(Extracts from a graphics dataset)
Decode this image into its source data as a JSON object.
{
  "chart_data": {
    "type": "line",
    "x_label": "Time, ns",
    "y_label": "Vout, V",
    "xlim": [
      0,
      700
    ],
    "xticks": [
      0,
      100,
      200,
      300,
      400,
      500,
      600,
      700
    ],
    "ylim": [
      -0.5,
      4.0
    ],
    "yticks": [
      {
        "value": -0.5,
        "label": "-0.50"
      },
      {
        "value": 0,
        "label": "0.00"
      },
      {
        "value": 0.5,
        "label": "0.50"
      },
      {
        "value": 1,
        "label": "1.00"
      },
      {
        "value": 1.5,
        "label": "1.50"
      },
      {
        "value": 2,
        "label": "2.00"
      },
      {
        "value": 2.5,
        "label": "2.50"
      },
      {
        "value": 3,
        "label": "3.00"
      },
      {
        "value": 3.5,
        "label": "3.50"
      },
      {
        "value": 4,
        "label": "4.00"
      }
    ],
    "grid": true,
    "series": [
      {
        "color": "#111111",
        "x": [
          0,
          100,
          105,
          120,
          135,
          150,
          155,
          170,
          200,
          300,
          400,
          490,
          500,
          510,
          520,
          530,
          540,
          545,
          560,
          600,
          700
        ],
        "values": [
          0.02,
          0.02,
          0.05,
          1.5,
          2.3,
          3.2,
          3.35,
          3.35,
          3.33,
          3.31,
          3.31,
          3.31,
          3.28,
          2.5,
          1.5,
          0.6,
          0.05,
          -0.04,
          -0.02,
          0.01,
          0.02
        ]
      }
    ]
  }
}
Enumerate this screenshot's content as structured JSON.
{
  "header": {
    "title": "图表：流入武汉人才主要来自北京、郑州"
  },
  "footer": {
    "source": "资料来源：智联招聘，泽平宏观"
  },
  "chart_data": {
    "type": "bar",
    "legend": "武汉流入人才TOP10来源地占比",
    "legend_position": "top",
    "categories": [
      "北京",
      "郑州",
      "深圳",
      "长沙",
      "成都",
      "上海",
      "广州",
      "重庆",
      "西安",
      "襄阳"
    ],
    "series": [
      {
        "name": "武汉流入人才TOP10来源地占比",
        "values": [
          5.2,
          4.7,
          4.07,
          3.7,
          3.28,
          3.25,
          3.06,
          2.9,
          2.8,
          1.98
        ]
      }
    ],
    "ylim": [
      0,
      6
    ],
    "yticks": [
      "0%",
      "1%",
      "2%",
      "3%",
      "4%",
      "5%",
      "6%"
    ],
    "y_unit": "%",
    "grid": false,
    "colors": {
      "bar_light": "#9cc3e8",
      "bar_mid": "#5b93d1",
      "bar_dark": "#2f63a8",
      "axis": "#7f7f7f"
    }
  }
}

• WRITTEN TASK
In the records above, locate each line with the word "this". Copy all such lines.

• SOLVED EXERCISE
Decode this image into its source data as a JSON object.
Enumerate this screenshot's content as structured JSON.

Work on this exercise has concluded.